▶ Written request: Reproduce the listing below line for line, altering nothing.

-- BEGIN --

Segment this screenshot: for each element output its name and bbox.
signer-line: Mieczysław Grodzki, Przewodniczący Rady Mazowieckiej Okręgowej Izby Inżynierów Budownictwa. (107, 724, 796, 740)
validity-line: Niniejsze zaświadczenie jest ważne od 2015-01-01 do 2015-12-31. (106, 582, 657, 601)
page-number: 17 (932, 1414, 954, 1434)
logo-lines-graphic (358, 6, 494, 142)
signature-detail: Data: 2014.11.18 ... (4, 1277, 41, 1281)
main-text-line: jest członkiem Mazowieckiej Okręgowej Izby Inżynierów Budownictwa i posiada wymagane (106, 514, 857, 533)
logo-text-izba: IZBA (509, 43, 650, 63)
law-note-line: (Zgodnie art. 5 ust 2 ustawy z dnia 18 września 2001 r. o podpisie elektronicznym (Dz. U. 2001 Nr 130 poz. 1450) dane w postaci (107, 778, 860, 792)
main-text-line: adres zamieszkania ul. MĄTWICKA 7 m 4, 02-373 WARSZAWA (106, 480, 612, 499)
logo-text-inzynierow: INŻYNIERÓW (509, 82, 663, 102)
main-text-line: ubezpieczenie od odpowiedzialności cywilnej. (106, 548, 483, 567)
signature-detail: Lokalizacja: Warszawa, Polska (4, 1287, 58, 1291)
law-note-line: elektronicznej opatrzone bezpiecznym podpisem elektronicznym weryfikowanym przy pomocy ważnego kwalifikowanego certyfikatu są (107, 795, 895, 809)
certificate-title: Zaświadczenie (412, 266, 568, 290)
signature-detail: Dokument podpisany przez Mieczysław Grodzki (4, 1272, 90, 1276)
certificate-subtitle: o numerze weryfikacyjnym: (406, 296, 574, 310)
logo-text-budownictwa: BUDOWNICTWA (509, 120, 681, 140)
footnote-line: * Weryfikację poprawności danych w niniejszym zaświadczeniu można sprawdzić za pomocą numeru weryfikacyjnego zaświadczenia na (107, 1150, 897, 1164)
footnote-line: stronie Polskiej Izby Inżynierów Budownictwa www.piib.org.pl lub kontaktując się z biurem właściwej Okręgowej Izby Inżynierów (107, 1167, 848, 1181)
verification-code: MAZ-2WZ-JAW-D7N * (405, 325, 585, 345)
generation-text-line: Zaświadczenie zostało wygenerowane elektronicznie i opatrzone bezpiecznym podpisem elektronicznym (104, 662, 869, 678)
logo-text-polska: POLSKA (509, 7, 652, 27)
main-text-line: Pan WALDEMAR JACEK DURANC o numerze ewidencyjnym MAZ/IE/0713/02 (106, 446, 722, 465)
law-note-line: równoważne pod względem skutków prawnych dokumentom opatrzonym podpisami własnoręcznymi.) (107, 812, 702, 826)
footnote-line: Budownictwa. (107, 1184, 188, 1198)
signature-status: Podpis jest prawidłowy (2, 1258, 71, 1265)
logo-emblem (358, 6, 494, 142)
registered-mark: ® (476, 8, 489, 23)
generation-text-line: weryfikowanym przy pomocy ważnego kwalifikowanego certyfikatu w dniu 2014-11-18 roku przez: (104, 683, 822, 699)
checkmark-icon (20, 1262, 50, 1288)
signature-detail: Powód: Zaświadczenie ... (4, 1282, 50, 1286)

-- END --

▶ Task solution:
Segment this screenshot: for each element output its name and bbox.
signer-line: Mieczysław Grodzki, Przewodniczący Rady Mazowieckiej Okręgowej Izby Inżynierów Budownictwa. (107, 724, 796, 740)
validity-line: Niniejsze zaświadczenie jest ważne od 2015-01-01 do 2015-12-31. (106, 582, 657, 601)
page-number: 17 (932, 1414, 954, 1434)
logo-lines-graphic (358, 6, 494, 142)
signature-detail: Data: 2014.11.18 ... (4, 1277, 41, 1281)
main-text-line: jest członkiem Mazowieckiej Okręgowej Izby Inżynierów Budownictwa i posiada wymagane (106, 514, 857, 533)
logo-text-izba: IZBA (509, 43, 650, 63)
law-note-line: (Zgodnie art. 5 ust 2 ustawy z dnia 18 września 2001 r. o podpisie elektronicznym (Dz. U. 2001 Nr 130 poz. 1450) dane w postaci (107, 778, 860, 792)
main-text-line: adres zamieszkania ul. MĄTWICKA 7 m 4, 02-373 WARSZAWA (106, 480, 612, 499)
logo-text-inzynierow: INŻYNIERÓW (509, 82, 663, 102)
main-text-line: ubezpieczenie od odpowiedzialności cywilnej. (106, 548, 483, 567)
signature-detail: Lokalizacja: Warszawa, Polska (4, 1287, 58, 1291)
law-note-line: elektronicznej opatrzone bezpiecznym podpisem elektronicznym weryfikowanym przy pomocy ważnego kwalifikowanego certyfikatu są (107, 795, 895, 809)
certificate-title: Zaświadczenie (412, 266, 568, 290)
signature-detail: Dokument podpisany przez Mieczysław Grodzki (4, 1272, 90, 1276)
certificate-subtitle: o numerze weryfikacyjnym: (406, 296, 574, 310)
logo-text-budownictwa: BUDOWNICTWA (509, 120, 681, 140)
footnote-line: * Weryfikację poprawności danych w niniejszym zaświadczeniu można sprawdzić za pomocą numeru weryfikacyjnego zaświadczenia na (107, 1150, 897, 1164)
footnote-line: stronie Polskiej Izby Inżynierów Budownictwa www.piib.org.pl lub kontaktując się z biurem właściwej Okręgowej Izby Inżynierów (107, 1167, 848, 1181)
verification-code: MAZ-2WZ-JAW-D7N * (405, 325, 585, 345)
generation-text-line: Zaświadczenie zostało wygenerowane elektronicznie i opatrzone bezpiecznym podpisem elektronicznym (104, 662, 869, 678)
logo-text-polska: POLSKA (509, 7, 652, 27)
main-text-line: Pan WALDEMAR JACEK DURANC o numerze ewidencyjnym MAZ/IE/0713/02 (106, 446, 722, 465)
law-note-line: równoważne pod względem skutków prawnych dokumentom opatrzonym podpisami własnoręcznymi.) (107, 812, 702, 826)
footnote-line: Budownictwa. (107, 1184, 188, 1198)
signature-status: Podpis jest prawidłowy (2, 1258, 71, 1265)
logo-emblem (358, 6, 494, 142)
registered-mark: ® (476, 8, 489, 23)
generation-text-line: weryfikowanym przy pomocy ważnego kwalifikowanego certyfikatu w dniu 2014-11-18 roku przez: (104, 683, 822, 699)
checkmark-icon (20, 1262, 50, 1288)
signature-detail: Powód: Zaświadczenie ... (4, 1282, 50, 1286)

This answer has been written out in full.